◆ Set problem ◆
Identify and reproduce every line holding the string "其他城乡社区支出".
── Excerpted data ──
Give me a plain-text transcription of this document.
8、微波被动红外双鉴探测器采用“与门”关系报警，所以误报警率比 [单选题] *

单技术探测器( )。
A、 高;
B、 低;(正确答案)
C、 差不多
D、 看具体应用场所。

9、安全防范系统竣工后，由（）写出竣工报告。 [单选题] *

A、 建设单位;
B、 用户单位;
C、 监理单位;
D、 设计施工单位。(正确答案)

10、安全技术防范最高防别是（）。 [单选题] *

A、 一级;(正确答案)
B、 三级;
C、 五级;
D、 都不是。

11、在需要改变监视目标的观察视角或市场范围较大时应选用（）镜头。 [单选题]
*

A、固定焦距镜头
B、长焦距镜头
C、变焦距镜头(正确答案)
───
── Excerpted data ──
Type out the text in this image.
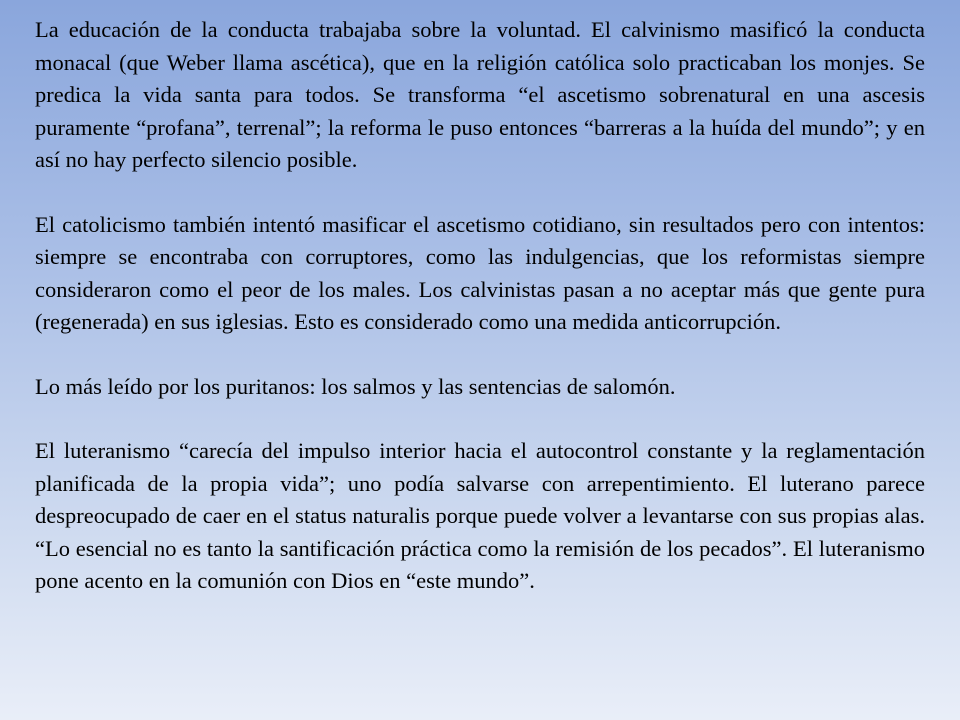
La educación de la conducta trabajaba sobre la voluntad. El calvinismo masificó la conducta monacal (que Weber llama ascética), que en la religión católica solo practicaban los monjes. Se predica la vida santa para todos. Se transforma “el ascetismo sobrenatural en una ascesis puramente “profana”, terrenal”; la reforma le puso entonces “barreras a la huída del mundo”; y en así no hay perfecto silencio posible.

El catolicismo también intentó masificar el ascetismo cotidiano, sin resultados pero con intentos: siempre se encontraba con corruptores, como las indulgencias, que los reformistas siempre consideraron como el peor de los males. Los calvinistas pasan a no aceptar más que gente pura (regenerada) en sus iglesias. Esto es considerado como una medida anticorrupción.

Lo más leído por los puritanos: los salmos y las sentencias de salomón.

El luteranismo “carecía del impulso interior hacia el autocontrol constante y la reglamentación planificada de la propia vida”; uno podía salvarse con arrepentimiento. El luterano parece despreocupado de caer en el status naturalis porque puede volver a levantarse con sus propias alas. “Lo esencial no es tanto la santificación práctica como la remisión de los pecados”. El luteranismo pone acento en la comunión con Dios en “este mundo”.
───
── Excerpted data ──
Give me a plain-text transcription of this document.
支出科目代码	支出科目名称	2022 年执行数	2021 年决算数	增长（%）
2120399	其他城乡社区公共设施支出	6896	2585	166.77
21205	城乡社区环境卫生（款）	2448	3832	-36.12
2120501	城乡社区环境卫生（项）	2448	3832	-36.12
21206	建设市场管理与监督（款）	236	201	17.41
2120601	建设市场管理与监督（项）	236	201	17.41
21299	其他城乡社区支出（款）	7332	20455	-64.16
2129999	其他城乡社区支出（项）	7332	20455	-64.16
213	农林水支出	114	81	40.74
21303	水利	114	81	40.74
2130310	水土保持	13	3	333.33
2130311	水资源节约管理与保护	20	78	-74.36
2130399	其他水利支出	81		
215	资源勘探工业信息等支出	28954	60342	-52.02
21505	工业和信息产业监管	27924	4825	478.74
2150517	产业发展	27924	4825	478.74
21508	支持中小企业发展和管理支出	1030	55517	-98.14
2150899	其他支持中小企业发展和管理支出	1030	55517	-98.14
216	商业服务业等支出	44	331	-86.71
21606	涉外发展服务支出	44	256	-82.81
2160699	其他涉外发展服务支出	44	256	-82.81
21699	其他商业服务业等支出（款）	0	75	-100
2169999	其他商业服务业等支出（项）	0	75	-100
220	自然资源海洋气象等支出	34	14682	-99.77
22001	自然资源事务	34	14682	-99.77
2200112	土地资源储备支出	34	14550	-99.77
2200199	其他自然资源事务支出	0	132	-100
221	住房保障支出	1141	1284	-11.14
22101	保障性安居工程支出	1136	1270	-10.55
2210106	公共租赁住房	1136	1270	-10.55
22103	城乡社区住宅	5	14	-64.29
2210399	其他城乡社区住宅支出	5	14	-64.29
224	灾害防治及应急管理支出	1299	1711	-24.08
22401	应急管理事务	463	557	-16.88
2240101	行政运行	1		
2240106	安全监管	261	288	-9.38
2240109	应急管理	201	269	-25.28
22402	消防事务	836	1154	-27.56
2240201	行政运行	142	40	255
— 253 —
───
◆ Written response ◆
21299	其他城乡社区支出（款）	7332	20455	-64.16
2129999	其他城乡社区支出（项）	7332	20455	-64.16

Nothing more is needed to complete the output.